▸ **Directions for this task**
Restate the whole listing exactly.
:: Provided material
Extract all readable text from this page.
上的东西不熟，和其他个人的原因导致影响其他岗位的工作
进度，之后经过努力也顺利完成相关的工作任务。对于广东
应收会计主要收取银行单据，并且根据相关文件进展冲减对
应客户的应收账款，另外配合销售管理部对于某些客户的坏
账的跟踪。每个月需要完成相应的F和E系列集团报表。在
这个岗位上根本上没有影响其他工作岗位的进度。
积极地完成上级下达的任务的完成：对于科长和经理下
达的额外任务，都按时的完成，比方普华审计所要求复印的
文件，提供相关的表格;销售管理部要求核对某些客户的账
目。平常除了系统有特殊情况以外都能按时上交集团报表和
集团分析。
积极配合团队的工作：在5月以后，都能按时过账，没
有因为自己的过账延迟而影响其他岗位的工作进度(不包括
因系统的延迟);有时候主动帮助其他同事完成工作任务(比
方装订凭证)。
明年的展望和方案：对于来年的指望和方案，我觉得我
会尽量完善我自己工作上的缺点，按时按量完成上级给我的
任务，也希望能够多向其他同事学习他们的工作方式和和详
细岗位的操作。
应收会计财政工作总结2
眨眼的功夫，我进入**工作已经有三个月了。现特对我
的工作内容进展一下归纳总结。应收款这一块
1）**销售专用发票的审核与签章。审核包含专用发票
::::
▸ **The result**
Extract all readable text from this page.
上的东西不熟，和其他个人的原因导致影响其他岗位的工作
进度，之后经过努力也顺利完成相关的工作任务。对于广东
应收会计主要收取银行单据，并且根据相关文件进展冲减对
应客户的应收账款，另外配合销售管理部对于某些客户的坏
账的跟踪。每个月需要完成相应的F和E系列集团报表。在
这个岗位上根本上没有影响其他工作岗位的进度。
积极地完成上级下达的任务的完成：对于科长和经理下
达的额外任务，都按时的完成，比方普华审计所要求复印的
文件，提供相关的表格;销售管理部要求核对某些客户的账
目。平常除了系统有特殊情况以外都能按时上交集团报表和
集团分析。
积极配合团队的工作：在5月以后，都能按时过账，没
有因为自己的过账延迟而影响其他岗位的工作进度(不包括
因系统的延迟);有时候主动帮助其他同事完成工作任务(比
方装订凭证)。
明年的展望和方案：对于来年的指望和方案，我觉得我
会尽量完善我自己工作上的缺点，按时按量完成上级给我的
任务，也希望能够多向其他同事学习他们的工作方式和和详
细岗位的操作。
应收会计财政工作总结2
眨眼的功夫，我进入**工作已经有三个月了。现特对我
的工作内容进展一下归纳总结。应收款这一块
1）**销售专用发票的审核与签章。审核包含专用发票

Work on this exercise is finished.